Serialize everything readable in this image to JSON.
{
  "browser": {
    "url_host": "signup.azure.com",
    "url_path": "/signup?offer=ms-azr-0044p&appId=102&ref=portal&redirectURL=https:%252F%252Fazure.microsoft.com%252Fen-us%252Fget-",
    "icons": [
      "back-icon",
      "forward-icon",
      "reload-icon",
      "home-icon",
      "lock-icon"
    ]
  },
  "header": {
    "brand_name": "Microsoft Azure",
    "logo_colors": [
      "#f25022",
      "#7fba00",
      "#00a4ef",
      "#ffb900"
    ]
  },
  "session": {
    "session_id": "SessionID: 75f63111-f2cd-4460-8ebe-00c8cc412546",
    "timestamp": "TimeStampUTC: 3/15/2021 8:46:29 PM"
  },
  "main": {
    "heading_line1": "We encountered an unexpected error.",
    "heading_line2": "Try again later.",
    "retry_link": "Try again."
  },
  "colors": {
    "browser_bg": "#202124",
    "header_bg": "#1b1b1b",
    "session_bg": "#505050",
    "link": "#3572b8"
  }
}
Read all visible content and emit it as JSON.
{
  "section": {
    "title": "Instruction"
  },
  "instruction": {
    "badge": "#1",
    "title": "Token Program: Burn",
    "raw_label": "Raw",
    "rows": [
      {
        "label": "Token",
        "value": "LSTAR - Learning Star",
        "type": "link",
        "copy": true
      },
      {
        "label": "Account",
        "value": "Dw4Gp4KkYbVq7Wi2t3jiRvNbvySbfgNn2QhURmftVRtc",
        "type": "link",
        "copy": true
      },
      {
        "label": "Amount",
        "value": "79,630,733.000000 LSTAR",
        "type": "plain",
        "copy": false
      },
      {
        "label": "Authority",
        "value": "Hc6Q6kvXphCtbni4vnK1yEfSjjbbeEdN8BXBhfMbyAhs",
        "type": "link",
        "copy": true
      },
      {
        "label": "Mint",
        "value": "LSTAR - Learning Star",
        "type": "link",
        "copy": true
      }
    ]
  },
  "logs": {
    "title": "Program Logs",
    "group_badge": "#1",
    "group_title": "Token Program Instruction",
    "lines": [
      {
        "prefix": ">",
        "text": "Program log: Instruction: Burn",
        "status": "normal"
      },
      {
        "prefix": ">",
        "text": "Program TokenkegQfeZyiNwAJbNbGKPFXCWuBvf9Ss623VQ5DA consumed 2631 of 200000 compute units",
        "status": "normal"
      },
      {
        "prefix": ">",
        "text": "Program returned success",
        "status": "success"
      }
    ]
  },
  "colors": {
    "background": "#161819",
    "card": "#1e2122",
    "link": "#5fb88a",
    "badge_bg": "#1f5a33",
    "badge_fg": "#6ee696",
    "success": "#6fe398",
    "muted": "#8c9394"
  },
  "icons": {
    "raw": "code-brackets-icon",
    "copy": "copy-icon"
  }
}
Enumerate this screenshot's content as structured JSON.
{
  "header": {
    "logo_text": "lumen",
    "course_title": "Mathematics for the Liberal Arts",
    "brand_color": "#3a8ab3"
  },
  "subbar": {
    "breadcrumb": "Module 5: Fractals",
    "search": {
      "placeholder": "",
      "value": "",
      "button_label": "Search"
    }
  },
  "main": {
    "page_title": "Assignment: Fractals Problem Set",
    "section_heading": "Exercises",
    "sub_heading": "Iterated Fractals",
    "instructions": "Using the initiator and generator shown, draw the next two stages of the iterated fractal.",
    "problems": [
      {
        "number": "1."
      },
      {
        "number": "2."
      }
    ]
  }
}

» **Direction**:
Return all of the data word for word.

» **Reply to the task**:
Serialize everything readable in this image to JSON.
{
  "browser": {
    "url_host": "signup.azure.com",
    "url_path": "/signup?offer=ms-azr-0044p&appId=102&ref=portal&redirectURL=https:%252F%252Fazure.microsoft.com%252Fen-us%252Fget-",
    "icons": [
      "back-icon",
      "forward-icon",
      "reload-icon",
      "home-icon",
      "lock-icon"
    ]
  },
  "header": {
    "brand_name": "Microsoft Azure",
    "logo_colors": [
      "#f25022",
      "#7fba00",
      "#00a4ef",
      "#ffb900"
    ]
  },
  "session": {
    "session_id": "SessionID: 75f63111-f2cd-4460-8ebe-00c8cc412546",
    "timestamp": "TimeStampUTC: 3/15/2021 8:46:29 PM"
  },
  "main": {
    "heading_line1": "We encountered an unexpected error.",
    "heading_line2": "Try again later.",
    "retry_link": "Try again."
  },
  "colors": {
    "browser_bg": "#202124",
    "header_bg": "#1b1b1b",
    "session_bg": "#505050",
    "link": "#3572b8"
  }
}
Read all visible content and emit it as JSON.
{
  "section": {
    "title": "Instruction"
  },
  "instruction": {
    "badge": "#1",
    "title": "Token Program: Burn",
    "raw_label": "Raw",
    "rows": [
      {
        "label": "Token",
        "value": "LSTAR - Learning Star",
        "type": "link",
        "copy": true
      },
      {
        "label": "Account",
        "value": "Dw4Gp4KkYbVq7Wi2t3jiRvNbvySbfgNn2QhURmftVRtc",
        "type": "link",
        "copy": true
      },
      {
        "label": "Amount",
        "value": "79,630,733.000000 LSTAR",
        "type": "plain",
        "copy": false
      },
      {
        "label": "Authority",
        "value": "Hc6Q6kvXphCtbni4vnK1yEfSjjbbeEdN8BXBhfMbyAhs",
        "type": "link",
        "copy": true
      },
      {
        "label": "Mint",
        "value": "LSTAR - Learning Star",
        "type": "link",
        "copy": true
      }
    ]
  },
  "logs": {
    "title": "Program Logs",
    "group_badge": "#1",
    "group_title": "Token Program Instruction",
    "lines": [
      {
        "prefix": ">",
        "text": "Program log: Instruction: Burn",
        "status": "normal"
      },
      {
        "prefix": ">",
        "text": "Program TokenkegQfeZyiNwAJbNbGKPFXCWuBvf9Ss623VQ5DA consumed 2631 of 200000 compute units",
        "status": "normal"
      },
      {
        "prefix": ">",
        "text": "Program returned success",
        "status": "success"
      }
    ]
  },
  "colors": {
    "background": "#161819",
    "card": "#1e2122",
    "link": "#5fb88a",
    "badge_bg": "#1f5a33",
    "badge_fg": "#6ee696",
    "success": "#6fe398",
    "muted": "#8c9394"
  },
  "icons": {
    "raw": "code-brackets-icon",
    "copy": "copy-icon"
  }
}
Enumerate this screenshot's content as structured JSON.
{
  "header": {
    "logo_text": "lumen",
    "course_title": "Mathematics for the Liberal Arts",
    "brand_color": "#3a8ab3"
  },
  "subbar": {
    "breadcrumb": "Module 5: Fractals",
    "search": {
      "placeholder": "",
      "value": "",
      "button_label": "Search"
    }
  },
  "main": {
    "page_title": "Assignment: Fractals Problem Set",
    "section_heading": "Exercises",
    "sub_heading": "Iterated Fractals",
    "instructions": "Using the initiator and generator shown, draw the next two stages of the iterated fractal.",
    "problems": [
      {
        "number": "1."
      },
      {
        "number": "2."
      }
    ]
  }
}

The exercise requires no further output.